- Set problem:
Repeat, exactly and in full, the lines of the listing below, but without any pictures.

• • •

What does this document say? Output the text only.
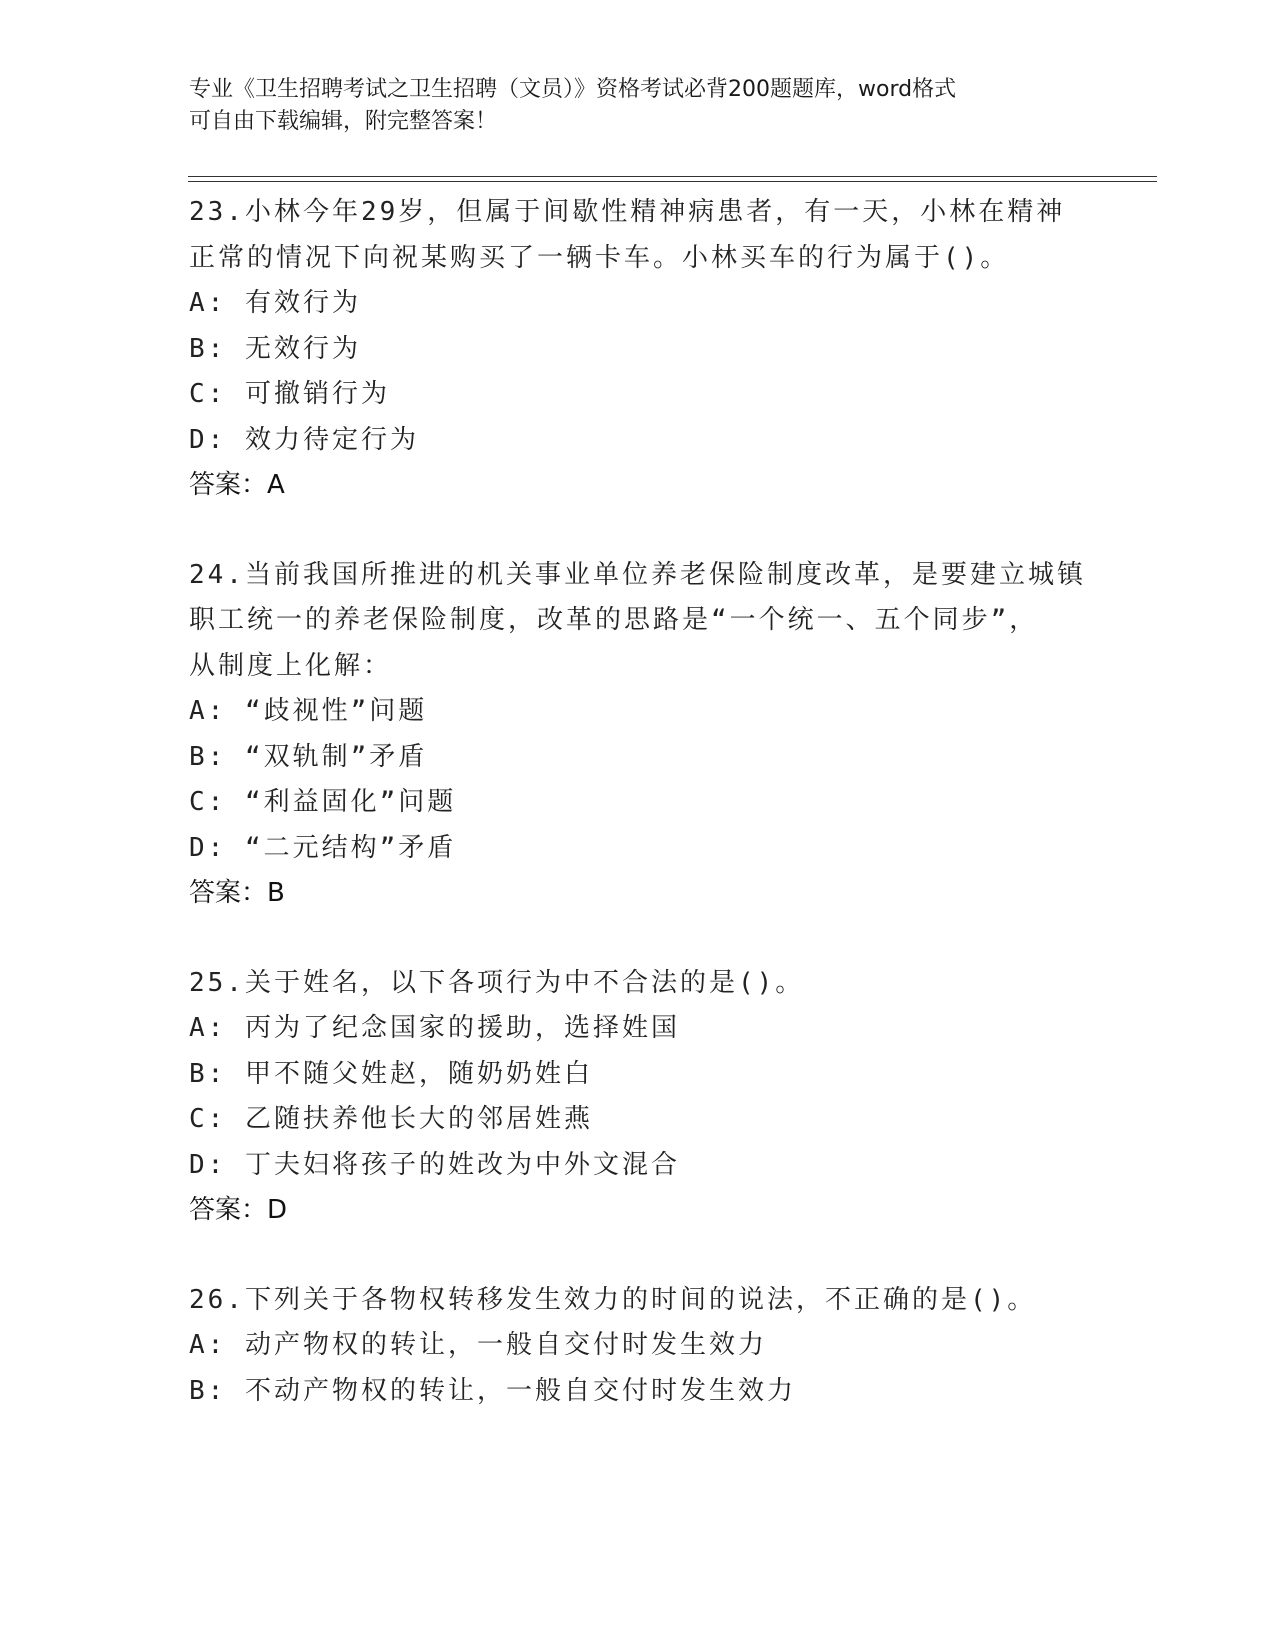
专业《卫生招聘考试之卫生招聘（文员）》资格考试必背200题题库，word格式
可自由下载编辑，附完整答案！
23.小林今年29岁，但属于间歇性精神病患者，有一天，小林在精神
正常的情况下向祝某购买了一辆卡车。小林买车的行为属于()。
A: 有效行为
B: 无效行为
C: 可撤销行为
D: 效力待定行为
答案：A
24.当前我国所推进的机关事业单位养老保险制度改革，是要建立城镇
职工统一的养老保险制度，改革的思路是“一个统一、五个同步”，
从制度上化解：
A: “歧视性”问题
B: “双轨制”矛盾
C: “利益固化”问题
D: “二元结构”矛盾
答案：B
25.关于姓名，以下各项行为中不合法的是()。
A: 丙为了纪念国家的援助，选择姓国
B: 甲不随父姓赵，随奶奶姓白
C: 乙随扶养他长大的邻居姓燕
D: 丁夫妇将孩子的姓改为中外文混合
答案：D
26.下列关于各物权转移发生效力的时间的说法，不正确的是()。
A: 动产物权的转让，一般自交付时发生效力
B: 不动产物权的转让，一般自交付时发生效力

• • •

- The completed task:
What does this document say? Output the text only.
专业《卫生招聘考试之卫生招聘（文员）》资格考试必背200题题库，word格式
可自由下载编辑，附完整答案！
23.小林今年29岁，但属于间歇性精神病患者，有一天，小林在精神
正常的情况下向祝某购买了一辆卡车。小林买车的行为属于()。
A: 有效行为
B: 无效行为
C: 可撤销行为
D: 效力待定行为
答案：A
24.当前我国所推进的机关事业单位养老保险制度改革，是要建立城镇
职工统一的养老保险制度，改革的思路是“一个统一、五个同步”，
从制度上化解：
A: “歧视性”问题
B: “双轨制”矛盾
C: “利益固化”问题
D: “二元结构”矛盾
答案：B
25.关于姓名，以下各项行为中不合法的是()。
A: 丙为了纪念国家的援助，选择姓国
B: 甲不随父姓赵，随奶奶姓白
C: 乙随扶养他长大的邻居姓燕
D: 丁夫妇将孩子的姓改为中外文混合
答案：D
26.下列关于各物权转移发生效力的时间的说法，不正确的是()。
A: 动产物权的转让，一般自交付时发生效力
B: 不动产物权的转让，一般自交付时发生效力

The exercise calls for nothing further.